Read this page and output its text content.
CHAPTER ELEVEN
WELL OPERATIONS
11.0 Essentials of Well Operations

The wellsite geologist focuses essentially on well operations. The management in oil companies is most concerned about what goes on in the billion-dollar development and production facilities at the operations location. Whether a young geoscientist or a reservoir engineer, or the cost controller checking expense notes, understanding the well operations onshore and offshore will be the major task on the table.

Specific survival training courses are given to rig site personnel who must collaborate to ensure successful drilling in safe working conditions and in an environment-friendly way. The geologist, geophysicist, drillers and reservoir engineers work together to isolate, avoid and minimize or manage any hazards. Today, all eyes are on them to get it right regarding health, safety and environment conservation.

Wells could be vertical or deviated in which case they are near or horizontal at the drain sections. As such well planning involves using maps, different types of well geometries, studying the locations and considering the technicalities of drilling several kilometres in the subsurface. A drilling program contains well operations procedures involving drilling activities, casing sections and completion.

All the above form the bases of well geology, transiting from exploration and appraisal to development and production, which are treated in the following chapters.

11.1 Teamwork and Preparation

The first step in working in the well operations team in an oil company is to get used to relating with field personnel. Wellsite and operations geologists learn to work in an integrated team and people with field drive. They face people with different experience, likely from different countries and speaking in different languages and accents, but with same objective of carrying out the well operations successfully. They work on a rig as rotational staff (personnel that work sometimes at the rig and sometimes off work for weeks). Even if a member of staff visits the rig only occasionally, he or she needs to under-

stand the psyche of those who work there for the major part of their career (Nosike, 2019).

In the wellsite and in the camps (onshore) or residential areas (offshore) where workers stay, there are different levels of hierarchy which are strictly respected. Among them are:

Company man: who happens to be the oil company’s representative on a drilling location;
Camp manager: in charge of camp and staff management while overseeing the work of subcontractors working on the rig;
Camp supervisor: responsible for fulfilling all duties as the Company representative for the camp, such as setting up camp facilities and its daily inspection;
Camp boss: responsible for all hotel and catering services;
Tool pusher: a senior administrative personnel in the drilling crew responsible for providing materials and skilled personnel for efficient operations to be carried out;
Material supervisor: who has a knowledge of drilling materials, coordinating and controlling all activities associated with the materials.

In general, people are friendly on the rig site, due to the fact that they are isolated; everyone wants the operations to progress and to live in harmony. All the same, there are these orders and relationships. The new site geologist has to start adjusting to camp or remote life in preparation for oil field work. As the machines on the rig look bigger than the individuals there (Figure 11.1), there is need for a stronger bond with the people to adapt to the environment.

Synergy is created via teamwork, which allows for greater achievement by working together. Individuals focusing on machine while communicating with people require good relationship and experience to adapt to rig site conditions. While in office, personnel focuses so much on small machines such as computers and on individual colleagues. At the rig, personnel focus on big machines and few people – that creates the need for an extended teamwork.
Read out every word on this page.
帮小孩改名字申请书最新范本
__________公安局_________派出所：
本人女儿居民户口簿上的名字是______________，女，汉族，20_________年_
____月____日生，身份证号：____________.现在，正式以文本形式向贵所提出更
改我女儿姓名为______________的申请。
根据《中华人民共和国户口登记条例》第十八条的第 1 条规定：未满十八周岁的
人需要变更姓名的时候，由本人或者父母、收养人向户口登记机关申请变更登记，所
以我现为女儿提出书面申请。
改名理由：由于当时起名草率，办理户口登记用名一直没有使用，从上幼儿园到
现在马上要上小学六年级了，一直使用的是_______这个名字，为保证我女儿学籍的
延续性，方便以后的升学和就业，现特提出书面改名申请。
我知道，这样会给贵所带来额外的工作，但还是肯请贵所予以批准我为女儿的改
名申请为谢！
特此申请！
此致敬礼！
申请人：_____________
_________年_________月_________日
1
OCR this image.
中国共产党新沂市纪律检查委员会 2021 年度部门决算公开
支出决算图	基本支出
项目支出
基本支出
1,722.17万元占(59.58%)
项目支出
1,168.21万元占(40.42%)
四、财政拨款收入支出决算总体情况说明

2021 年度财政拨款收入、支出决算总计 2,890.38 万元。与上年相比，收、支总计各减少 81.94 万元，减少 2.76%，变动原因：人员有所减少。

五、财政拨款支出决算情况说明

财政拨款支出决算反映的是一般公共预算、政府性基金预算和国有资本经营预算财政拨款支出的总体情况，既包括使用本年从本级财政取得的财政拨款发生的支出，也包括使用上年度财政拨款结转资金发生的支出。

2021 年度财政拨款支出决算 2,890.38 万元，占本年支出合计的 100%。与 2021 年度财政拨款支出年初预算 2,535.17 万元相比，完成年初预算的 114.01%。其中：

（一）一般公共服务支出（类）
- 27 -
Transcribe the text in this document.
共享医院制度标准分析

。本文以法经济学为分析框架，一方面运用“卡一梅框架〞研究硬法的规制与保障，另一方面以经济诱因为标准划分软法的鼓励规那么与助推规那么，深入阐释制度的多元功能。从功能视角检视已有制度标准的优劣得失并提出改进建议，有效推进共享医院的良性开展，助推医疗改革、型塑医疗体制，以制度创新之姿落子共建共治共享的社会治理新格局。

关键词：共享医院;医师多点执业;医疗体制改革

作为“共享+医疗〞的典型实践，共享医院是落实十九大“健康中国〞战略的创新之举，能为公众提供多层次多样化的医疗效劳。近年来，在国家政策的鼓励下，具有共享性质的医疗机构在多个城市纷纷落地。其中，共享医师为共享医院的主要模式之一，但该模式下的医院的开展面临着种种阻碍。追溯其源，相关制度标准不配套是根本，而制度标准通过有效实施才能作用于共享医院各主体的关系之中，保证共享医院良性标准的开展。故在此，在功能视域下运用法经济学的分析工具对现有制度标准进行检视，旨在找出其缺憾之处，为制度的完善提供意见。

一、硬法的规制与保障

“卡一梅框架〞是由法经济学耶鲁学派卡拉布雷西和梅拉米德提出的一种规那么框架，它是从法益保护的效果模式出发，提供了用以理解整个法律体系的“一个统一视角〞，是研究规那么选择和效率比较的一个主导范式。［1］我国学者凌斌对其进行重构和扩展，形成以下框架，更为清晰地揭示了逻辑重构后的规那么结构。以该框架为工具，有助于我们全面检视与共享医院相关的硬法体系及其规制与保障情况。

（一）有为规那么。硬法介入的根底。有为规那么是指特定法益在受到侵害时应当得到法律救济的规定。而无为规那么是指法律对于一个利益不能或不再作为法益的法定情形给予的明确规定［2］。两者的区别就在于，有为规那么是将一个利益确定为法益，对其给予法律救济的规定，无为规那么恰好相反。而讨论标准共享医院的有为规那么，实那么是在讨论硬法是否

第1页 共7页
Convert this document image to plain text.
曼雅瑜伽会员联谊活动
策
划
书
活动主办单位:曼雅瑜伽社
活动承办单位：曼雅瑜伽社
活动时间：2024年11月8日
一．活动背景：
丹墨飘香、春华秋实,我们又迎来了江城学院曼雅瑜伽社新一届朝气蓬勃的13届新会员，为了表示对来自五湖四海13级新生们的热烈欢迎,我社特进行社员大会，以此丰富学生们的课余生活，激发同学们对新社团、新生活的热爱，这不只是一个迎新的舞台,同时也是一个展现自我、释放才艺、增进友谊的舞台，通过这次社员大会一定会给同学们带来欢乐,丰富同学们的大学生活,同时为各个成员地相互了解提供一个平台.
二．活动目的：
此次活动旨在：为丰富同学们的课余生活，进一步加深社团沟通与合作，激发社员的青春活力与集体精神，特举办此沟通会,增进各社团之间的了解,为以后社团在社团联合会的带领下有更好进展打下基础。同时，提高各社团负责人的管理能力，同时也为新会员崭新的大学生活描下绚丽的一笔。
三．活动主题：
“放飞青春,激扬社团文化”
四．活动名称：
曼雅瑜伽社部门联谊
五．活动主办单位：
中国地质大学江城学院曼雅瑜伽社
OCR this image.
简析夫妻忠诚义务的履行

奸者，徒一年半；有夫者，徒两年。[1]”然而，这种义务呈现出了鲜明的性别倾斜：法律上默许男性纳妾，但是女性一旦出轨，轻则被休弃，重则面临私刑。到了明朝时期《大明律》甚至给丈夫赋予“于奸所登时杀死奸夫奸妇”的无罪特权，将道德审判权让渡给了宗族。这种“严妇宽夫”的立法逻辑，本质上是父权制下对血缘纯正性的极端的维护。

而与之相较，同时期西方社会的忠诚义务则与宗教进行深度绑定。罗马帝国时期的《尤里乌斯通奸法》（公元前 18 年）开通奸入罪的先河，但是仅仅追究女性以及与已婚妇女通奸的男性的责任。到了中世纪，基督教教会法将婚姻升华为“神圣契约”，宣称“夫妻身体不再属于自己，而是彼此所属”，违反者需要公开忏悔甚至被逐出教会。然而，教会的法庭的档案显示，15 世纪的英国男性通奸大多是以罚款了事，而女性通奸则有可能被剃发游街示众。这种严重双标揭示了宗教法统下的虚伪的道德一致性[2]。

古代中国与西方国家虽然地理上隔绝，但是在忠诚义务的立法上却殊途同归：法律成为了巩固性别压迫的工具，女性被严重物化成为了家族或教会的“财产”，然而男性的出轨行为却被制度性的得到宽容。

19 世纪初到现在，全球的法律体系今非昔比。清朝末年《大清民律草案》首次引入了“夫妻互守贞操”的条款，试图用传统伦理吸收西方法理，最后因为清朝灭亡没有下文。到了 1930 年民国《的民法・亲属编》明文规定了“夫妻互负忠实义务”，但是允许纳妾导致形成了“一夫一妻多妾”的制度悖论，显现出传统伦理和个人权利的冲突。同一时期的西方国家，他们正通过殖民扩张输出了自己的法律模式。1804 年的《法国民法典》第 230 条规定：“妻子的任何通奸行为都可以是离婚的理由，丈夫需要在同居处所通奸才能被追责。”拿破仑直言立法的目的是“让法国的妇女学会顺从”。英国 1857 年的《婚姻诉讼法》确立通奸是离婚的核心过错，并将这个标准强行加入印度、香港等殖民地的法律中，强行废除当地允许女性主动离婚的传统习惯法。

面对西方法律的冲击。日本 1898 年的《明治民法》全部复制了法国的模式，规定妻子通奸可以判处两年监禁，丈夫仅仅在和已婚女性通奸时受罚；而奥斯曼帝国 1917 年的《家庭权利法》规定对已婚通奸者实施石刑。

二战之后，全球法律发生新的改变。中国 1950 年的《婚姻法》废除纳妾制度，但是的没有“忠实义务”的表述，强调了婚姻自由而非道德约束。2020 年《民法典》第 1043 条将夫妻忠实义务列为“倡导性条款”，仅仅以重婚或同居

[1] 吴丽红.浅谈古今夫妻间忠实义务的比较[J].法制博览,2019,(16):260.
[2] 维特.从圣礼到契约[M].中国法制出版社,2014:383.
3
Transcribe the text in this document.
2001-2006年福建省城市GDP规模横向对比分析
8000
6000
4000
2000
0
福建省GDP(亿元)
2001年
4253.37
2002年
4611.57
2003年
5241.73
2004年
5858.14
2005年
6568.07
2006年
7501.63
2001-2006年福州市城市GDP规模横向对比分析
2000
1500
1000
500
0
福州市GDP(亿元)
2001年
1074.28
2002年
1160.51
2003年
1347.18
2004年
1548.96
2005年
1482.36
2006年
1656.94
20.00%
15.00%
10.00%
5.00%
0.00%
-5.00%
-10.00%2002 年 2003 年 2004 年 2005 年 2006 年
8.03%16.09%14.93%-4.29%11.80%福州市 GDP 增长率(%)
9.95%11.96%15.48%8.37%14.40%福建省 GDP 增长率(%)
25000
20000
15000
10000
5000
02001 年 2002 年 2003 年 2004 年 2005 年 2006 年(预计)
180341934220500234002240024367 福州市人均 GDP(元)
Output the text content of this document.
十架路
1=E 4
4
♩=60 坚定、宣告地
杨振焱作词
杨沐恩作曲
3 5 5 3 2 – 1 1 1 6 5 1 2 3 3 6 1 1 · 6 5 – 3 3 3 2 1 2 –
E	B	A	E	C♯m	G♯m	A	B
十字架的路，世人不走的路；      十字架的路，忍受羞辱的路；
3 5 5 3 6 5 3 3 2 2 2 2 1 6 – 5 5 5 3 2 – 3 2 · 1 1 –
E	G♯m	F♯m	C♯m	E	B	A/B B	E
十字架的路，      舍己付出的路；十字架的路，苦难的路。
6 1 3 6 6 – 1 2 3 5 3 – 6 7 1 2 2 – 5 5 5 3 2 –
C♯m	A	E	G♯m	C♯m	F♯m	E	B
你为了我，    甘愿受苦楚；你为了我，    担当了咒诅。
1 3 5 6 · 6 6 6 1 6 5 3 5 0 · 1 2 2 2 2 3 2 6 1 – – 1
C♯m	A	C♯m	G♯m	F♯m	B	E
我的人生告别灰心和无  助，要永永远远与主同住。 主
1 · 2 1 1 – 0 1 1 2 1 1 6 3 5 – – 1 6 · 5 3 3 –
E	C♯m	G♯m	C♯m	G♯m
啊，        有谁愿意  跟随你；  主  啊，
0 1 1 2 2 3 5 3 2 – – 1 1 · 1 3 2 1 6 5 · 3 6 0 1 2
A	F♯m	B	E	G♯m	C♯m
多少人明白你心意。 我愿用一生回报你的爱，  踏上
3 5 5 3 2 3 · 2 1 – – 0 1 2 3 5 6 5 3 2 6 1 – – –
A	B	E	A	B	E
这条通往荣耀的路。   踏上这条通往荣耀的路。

Instructions for the task: Read through the data and copy every line where "onshore" shows up.

Output of the exercise:
The wellsite geologist focuses essentially on well operations. The management in oil companies is most concerned about what goes on in the billion-dollar development and production facilities at the operations location. Whether a young geoscientist or a reservoir engineer, or the cost controller checking expense notes, understanding the well operations onshore and offshore will be the major task on the table.
In the wellsite and in the camps (onshore) or residential areas (offshore) where workers stay, there are different levels of hierarchy which are strictly respected. Among them are:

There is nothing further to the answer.